▸ **Your task**:
Examine the entries and show every line in which the word "Internet" is found.
-- START Dataset content --
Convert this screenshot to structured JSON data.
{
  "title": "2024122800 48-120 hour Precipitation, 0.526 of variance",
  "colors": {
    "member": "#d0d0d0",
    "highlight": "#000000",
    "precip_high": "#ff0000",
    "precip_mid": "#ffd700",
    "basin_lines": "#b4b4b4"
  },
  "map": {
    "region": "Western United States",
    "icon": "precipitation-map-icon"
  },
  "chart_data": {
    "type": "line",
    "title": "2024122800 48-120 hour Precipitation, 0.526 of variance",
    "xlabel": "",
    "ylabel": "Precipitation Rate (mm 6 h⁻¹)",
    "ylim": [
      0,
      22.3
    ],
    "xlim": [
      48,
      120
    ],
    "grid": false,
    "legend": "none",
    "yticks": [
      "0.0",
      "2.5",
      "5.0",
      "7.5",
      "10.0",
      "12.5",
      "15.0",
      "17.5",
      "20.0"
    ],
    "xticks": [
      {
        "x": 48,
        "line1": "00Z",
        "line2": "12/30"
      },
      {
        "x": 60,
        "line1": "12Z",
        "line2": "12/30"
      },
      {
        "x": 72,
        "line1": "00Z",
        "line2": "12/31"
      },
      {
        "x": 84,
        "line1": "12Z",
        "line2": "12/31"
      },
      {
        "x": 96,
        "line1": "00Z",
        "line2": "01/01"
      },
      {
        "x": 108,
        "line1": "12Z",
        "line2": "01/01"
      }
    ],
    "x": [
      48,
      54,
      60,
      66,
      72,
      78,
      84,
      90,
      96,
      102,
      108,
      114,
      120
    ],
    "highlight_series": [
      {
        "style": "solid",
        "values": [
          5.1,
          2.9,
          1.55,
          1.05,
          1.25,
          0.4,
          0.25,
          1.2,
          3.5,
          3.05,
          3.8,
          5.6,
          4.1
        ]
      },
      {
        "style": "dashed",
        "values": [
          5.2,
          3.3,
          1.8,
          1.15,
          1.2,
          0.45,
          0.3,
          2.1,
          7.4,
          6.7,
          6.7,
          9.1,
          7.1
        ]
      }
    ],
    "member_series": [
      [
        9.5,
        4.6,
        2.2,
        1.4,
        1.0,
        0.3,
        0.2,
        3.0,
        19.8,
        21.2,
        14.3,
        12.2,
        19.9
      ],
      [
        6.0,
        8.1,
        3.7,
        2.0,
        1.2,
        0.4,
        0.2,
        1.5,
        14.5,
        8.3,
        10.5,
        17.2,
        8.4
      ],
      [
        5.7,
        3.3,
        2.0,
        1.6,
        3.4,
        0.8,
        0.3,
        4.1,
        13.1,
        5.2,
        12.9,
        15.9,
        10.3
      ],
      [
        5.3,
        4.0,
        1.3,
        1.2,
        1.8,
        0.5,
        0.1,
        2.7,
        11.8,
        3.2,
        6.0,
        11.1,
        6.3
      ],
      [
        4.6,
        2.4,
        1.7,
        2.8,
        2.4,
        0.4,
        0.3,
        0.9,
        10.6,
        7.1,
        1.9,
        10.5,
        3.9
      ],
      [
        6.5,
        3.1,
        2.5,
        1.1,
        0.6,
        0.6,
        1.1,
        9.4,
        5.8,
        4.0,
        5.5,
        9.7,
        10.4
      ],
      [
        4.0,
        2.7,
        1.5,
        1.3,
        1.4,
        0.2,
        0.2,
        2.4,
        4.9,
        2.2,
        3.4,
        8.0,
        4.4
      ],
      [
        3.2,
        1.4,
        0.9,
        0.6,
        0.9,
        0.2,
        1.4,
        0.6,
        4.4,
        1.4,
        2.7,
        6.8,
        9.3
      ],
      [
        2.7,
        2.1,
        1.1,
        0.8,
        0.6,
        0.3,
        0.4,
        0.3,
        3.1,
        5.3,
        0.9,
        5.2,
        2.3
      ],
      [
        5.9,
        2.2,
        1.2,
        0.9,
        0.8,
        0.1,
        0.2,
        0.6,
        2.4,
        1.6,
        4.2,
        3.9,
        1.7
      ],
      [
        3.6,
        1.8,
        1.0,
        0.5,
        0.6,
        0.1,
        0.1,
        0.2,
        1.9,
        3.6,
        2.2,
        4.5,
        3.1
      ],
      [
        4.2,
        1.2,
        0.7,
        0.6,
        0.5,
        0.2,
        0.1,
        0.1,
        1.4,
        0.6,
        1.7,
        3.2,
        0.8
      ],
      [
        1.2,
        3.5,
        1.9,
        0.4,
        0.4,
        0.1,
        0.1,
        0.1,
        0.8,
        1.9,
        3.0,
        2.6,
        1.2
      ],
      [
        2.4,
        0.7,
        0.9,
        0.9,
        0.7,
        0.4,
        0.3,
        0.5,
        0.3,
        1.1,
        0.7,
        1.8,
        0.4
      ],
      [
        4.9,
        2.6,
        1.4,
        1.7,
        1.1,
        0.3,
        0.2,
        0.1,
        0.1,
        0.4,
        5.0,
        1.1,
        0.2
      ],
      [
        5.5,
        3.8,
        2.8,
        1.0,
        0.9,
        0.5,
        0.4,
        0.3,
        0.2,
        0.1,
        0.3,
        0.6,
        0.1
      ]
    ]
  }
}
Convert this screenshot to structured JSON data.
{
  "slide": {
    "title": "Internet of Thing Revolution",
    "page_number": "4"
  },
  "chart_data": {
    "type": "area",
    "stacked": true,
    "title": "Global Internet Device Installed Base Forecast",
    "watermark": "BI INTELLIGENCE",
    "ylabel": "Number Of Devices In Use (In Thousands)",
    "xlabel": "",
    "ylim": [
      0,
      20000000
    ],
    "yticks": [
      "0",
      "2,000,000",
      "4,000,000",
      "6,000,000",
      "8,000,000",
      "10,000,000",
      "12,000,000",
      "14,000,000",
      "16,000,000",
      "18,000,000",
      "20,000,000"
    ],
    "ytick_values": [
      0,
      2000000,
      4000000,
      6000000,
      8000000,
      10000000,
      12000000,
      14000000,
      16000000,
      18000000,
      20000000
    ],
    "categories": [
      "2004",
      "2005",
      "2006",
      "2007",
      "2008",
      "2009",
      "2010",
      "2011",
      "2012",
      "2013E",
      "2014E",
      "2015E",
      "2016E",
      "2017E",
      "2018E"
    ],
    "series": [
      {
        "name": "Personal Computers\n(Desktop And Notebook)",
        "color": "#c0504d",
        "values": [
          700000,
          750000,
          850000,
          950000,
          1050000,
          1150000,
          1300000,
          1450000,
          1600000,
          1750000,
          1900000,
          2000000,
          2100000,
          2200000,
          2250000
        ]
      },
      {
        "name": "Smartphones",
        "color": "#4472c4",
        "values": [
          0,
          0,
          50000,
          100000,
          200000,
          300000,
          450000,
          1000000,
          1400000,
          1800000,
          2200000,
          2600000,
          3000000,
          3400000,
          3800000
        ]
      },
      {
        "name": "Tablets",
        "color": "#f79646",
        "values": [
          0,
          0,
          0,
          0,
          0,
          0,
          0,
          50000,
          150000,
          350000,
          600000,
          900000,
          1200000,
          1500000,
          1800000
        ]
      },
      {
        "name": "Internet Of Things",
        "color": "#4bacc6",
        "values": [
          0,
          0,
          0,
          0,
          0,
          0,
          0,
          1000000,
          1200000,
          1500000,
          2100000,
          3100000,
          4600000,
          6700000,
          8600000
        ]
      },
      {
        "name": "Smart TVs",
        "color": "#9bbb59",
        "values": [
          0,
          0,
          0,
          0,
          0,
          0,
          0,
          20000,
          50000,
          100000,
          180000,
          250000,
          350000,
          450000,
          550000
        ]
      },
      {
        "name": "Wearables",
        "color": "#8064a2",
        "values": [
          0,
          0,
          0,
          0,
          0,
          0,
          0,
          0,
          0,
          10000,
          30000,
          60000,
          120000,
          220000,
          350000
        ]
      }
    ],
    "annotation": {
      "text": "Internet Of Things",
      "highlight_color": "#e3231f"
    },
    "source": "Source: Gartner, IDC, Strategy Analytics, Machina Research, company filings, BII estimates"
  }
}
-- END Dataset content --
▸ **Output for this task**:
    "title": "Internet of Thing Revolution",
    "title": "Global Internet Device Installed Base Forecast",
        "name": "Internet Of Things",
      "text": "Internet Of Things",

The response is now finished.